What the task requires
All of the data should be output character for character, except the pictures.

Data excerpts

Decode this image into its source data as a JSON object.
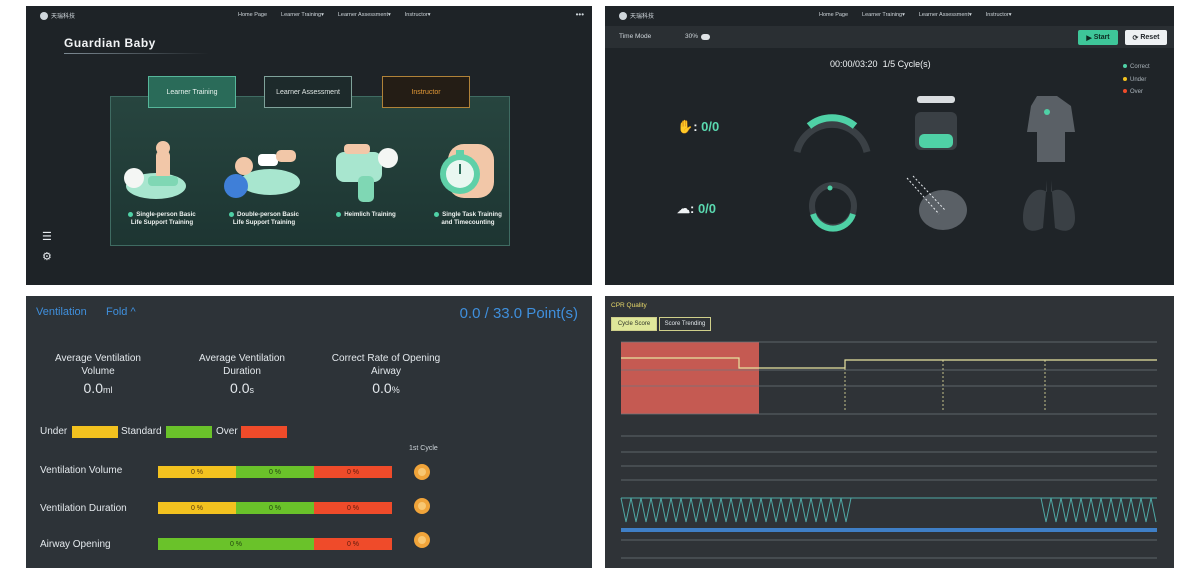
{
  "colors": {
    "accent_green": "#4fd1a6",
    "accent_blue": "#3f8fdc",
    "under_yellow": "#f3c21f",
    "standard_green": "#6ac22a",
    "over_red": "#ef4b2a",
    "instructor_orange": "#e49a37"
  },
  "panel1": {
    "logo_text": "天瑞科技",
    "nav": [
      "Home Page",
      "Learner Training▾",
      "Learner Assessment▾",
      "Instructor▾"
    ],
    "more_icon": "more-icon",
    "title": "Guardian Baby",
    "tabs": [
      "Learner Training",
      "Learner Assessment",
      "Instructor"
    ],
    "cards": [
      {
        "line1": "Single-person Basic",
        "line2": "Life Support Training",
        "icon": "single-cpr-icon"
      },
      {
        "line1": "Double-person Basic",
        "line2": "Life Support Training",
        "icon": "double-cpr-icon"
      },
      {
        "line1": "Heimlich Training",
        "line2": "",
        "icon": "heimlich-icon"
      },
      {
        "line1": "Single Task Training",
        "line2": "and Timecounting",
        "icon": "stopwatch-icon"
      }
    ],
    "side_icons": [
      "menu-icon",
      "gear-icon"
    ]
  },
  "panel2": {
    "logo_text": "天瑞科技",
    "nav": [
      "Home Page",
      "Learner Training▾",
      "Learner Assessment▾",
      "Instructor▾"
    ],
    "time_mode_label": "Time Mode",
    "time_mode_value": "30%",
    "start_label": "Start",
    "reset_label": "Reset",
    "timer": "00:00/03:20",
    "cycle": "1/5",
    "cycle_label": "Cycle(s)",
    "legend": [
      {
        "label": "Correct",
        "color": "#4fd1a6"
      },
      {
        "label": "Under",
        "color": "#f3c21f"
      },
      {
        "label": "Over",
        "color": "#ef4b2a"
      }
    ],
    "compression_score": "0/0",
    "ventilation_score": "0/0"
  },
  "panel3": {
    "ventilation_label": "Ventilation",
    "fold_label": "Fold ^",
    "points": "0.0 / 33.0 Point(s)",
    "metrics": [
      {
        "line1": "Average Ventilation",
        "line2": "Volume",
        "value": "0.0",
        "unit": "ml"
      },
      {
        "line1": "Average Ventilation",
        "line2": "Duration",
        "value": "0.0",
        "unit": "s"
      },
      {
        "line1": "Correct Rate of Opening",
        "line2": "Airway",
        "value": "0.0",
        "unit": "%"
      }
    ],
    "legend": {
      "under": "Under",
      "standard": "Standard",
      "over": "Over"
    },
    "cycle_label": "1st Cycle",
    "rows": [
      {
        "label": "Ventilation Volume",
        "segments": [
          "0 %",
          "0 %",
          "0 %"
        ]
      },
      {
        "label": "Ventilation Duration",
        "segments": [
          "0 %",
          "0 %",
          "0 %"
        ]
      },
      {
        "label": "Airway Opening",
        "segments": [
          "0 %",
          "0 %"
        ]
      }
    ]
  },
  "panel4": {
    "title": "CPR Quality",
    "tabs": [
      "Cycle Score",
      "Score Trending"
    ]
  }
}
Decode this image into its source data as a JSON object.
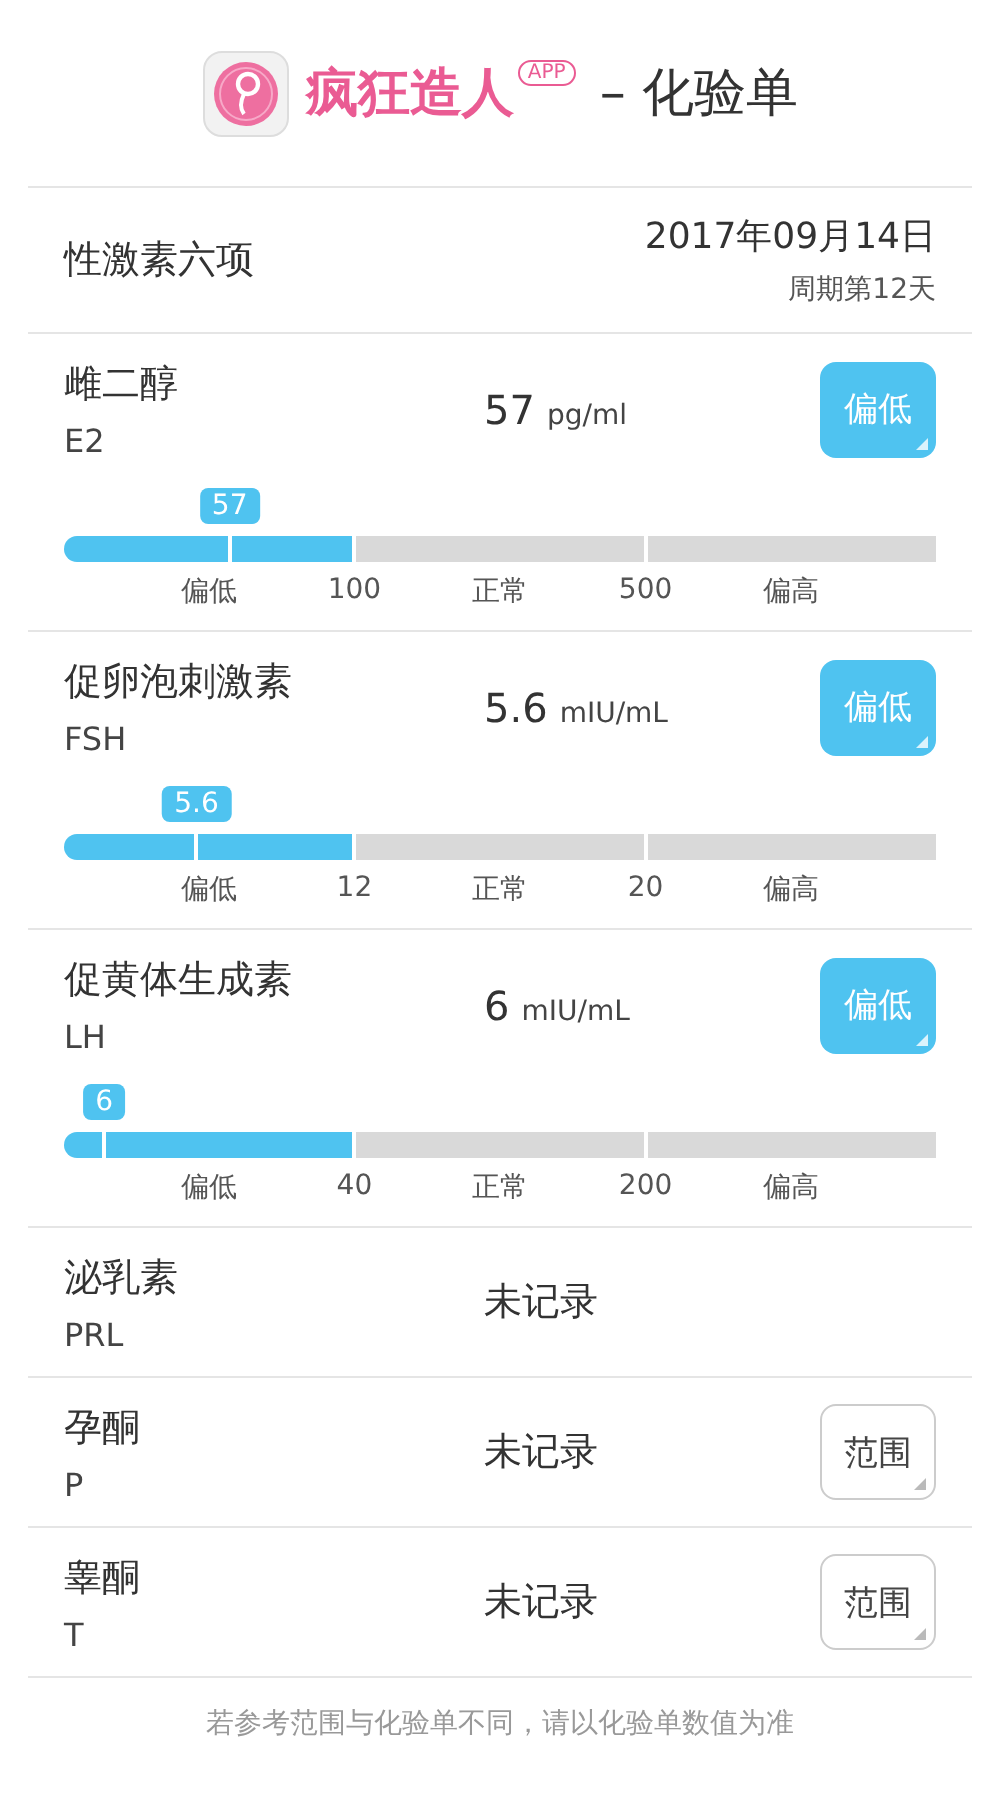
{
  "header": {
    "brand": "疯狂造人",
    "badge": "APP",
    "title": "– 化验单"
  },
  "panel": {
    "title": "性激素六项",
    "date": "2017年09月14日",
    "cycle": "周期第12天"
  },
  "tests": [
    {
      "kind": "slider",
      "name": "雌二醇",
      "code": "E2",
      "value": "57",
      "unit": "pg/ml",
      "button": {
        "label": "偏低",
        "kind": "filled"
      },
      "marker": "57",
      "level": 0.19,
      "segments": [
        {
          "highlighted": true
        },
        {
          "highlighted": false
        },
        {
          "highlighted": false
        }
      ],
      "scale": [
        "偏低",
        "100",
        "正常",
        "500",
        "偏高"
      ]
    },
    {
      "kind": "slider",
      "name": "促卵泡刺激素",
      "code": "FSH",
      "value": "5.6",
      "unit": "mIU/mL",
      "button": {
        "label": "偏低",
        "kind": "filled"
      },
      "marker": "5.6",
      "level": 0.152,
      "segments": [
        {
          "highlighted": true
        },
        {
          "highlighted": false
        },
        {
          "highlighted": false
        }
      ],
      "scale": [
        "偏低",
        "12",
        "正常",
        "20",
        "偏高"
      ]
    },
    {
      "kind": "slider",
      "name": "促黄体生成素",
      "code": "LH",
      "value": "6",
      "unit": "mIU/mL",
      "button": {
        "label": "偏低",
        "kind": "filled"
      },
      "marker": "6",
      "level": 0.046,
      "segments": [
        {
          "highlighted": true
        },
        {
          "highlighted": false
        },
        {
          "highlighted": false
        }
      ],
      "scale": [
        "偏低",
        "40",
        "正常",
        "200",
        "偏高"
      ]
    },
    {
      "kind": "plain",
      "name": "泌乳素",
      "code": "PRL",
      "value": "未记录"
    },
    {
      "kind": "plain",
      "name": "孕酮",
      "code": "P",
      "value": "未记录",
      "button": {
        "label": "范围",
        "kind": "outline"
      }
    },
    {
      "kind": "plain",
      "name": "睾酮",
      "code": "T",
      "value": "未记录",
      "button": {
        "label": "范围",
        "kind": "outline"
      }
    }
  ],
  "footer": "若参考范围与化验单不同，请以化验单数值为准"
}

Output of the task
Decode this image into its source data as a JSON object.
{
  "colors": {
    "accent_green": "#4fd1a6",
    "accent_blue": "#3f8fdc",
    "under_yellow": "#f3c21f",
    "standard_green": "#6ac22a",
    "over_red": "#ef4b2a",
    "instructor_orange": "#e49a37"
  },
  "panel1": {
    "logo_text": "天瑞科技",
    "nav": [
      "Home Page",
      "Learner Training▾",
      "Learner Assessment▾",
      "Instructor▾"
    ],
    "more_icon": "more-icon",
    "title": "Guardian Baby",
    "tabs": [
      "Learner Training",
      "Learner Assessment",
      "Instructor"
    ],
    "cards": [
      {
        "line1": "Single-person Basic",
        "line2": "Life Support Training",
        "icon": "single-cpr-icon"
      },
      {
        "line1": "Double-person Basic",
        "line2": "Life Support Training",
        "icon": "double-cpr-icon"
      },
      {
        "line1": "Heimlich Training",
        "line2": "",
        "icon": "heimlich-icon"
      },
      {
        "line1": "Single Task Training",
        "line2": "and Timecounting",
        "icon": "stopwatch-icon"
      }
    ],
    "side_icons": [
      "menu-icon",
      "gear-icon"
    ]
  },
  "panel2": {
    "logo_text": "天瑞科技",
    "nav": [
      "Home Page",
      "Learner Training▾",
      "Learner Assessment▾",
      "Instructor▾"
    ],
    "time_mode_label": "Time Mode",
    "time_mode_value": "30%",
    "start_label": "Start",
    "reset_label": "Reset",
    "timer": "00:00/03:20",
    "cycle": "1/5",
    "cycle_label": "Cycle(s)",
    "legend": [
      {
        "label": "Correct",
        "color": "#4fd1a6"
      },
      {
        "label": "Under",
        "color": "#f3c21f"
      },
      {
        "label": "Over",
        "color": "#ef4b2a"
      }
    ],
    "compression_score": "0/0",
    "ventilation_score": "0/0"
  },
  "panel3": {
    "ventilation_label": "Ventilation",
    "fold_label": "Fold ^",
    "points": "0.0 / 33.0 Point(s)",
    "metrics": [
      {
        "line1": "Average Ventilation",
        "line2": "Volume",
        "value": "0.0",
        "unit": "ml"
      },
      {
        "line1": "Average Ventilation",
        "line2": "Duration",
        "value": "0.0",
        "unit": "s"
      },
      {
        "line1": "Correct Rate of Opening",
        "line2": "Airway",
        "value": "0.0",
        "unit": "%"
      }
    ],
    "legend": {
      "under": "Under",
      "standard": "Standard",
      "over": "Over"
    },
    "cycle_label": "1st Cycle",
    "rows": [
      {
        "label": "Ventilation Volume",
        "segments": [
          "0 %",
          "0 %",
          "0 %"
        ]
      },
      {
        "label": "Ventilation Duration",
        "segments": [
          "0 %",
          "0 %",
          "0 %"
        ]
      },
      {
        "label": "Airway Opening",
        "segments": [
          "0 %",
          "0 %"
        ]
      }
    ]
  },
  "panel4": {
    "title": "CPR Quality",
    "tabs": [
      "Cycle Score",
      "Score Trending"
    ]
  }
}
Decode this image into its source data as a JSON object.
{
  "header": {
    "brand": "疯狂造人",
    "badge": "APP",
    "title": "– 化验单"
  },
  "panel": {
    "title": "性激素六项",
    "date": "2017年09月14日",
    "cycle": "周期第12天"
  },
  "tests": [
    {
      "kind": "slider",
      "name": "雌二醇",
      "code": "E2",
      "value": "57",
      "unit": "pg/ml",
      "button": {
        "label": "偏低",
        "kind": "filled"
      },
      "marker": "57",
      "level": 0.19,
      "segments": [
        {
          "highlighted": true
        },
        {
          "highlighted": false
        },
        {
          "highlighted": false
        }
      ],
      "scale": [
        "偏低",
        "100",
        "正常",
        "500",
        "偏高"
      ]
    },
    {
      "kind": "slider",
      "name": "促卵泡刺激素",
      "code": "FSH",
      "value": "5.6",
      "unit": "mIU/mL",
      "button": {
        "label": "偏低",
        "kind": "filled"
      },
      "marker": "5.6",
      "level": 0.152,
      "segments": [
        {
          "highlighted": true
        },
        {
          "highlighted": false
        },
        {
          "highlighted": false
        }
      ],
      "scale": [
        "偏低",
        "12",
        "正常",
        "20",
        "偏高"
      ]
    },
    {
      "kind": "slider",
      "name": "促黄体生成素",
      "code": "LH",
      "value": "6",
      "unit": "mIU/mL",
      "button": {
        "label": "偏低",
        "kind": "filled"
      },
      "marker": "6",
      "level": 0.046,
      "segments": [
        {
          "highlighted": true
        },
        {
          "highlighted": false
        },
        {
          "highlighted": false
        }
      ],
      "scale": [
        "偏低",
        "40",
        "正常",
        "200",
        "偏高"
      ]
    },
    {
      "kind": "plain",
      "name": "泌乳素",
      "code": "PRL",
      "value": "未记录"
    },
    {
      "kind": "plain",
      "name": "孕酮",
      "code": "P",
      "value": "未记录",
      "button": {
        "label": "范围",
        "kind": "outline"
      }
    },
    {
      "kind": "plain",
      "name": "睾酮",
      "code": "T",
      "value": "未记录",
      "button": {
        "label": "范围",
        "kind": "outline"
      }
    }
  ],
  "footer": "若参考范围与化验单不同，请以化验单数值为准"
}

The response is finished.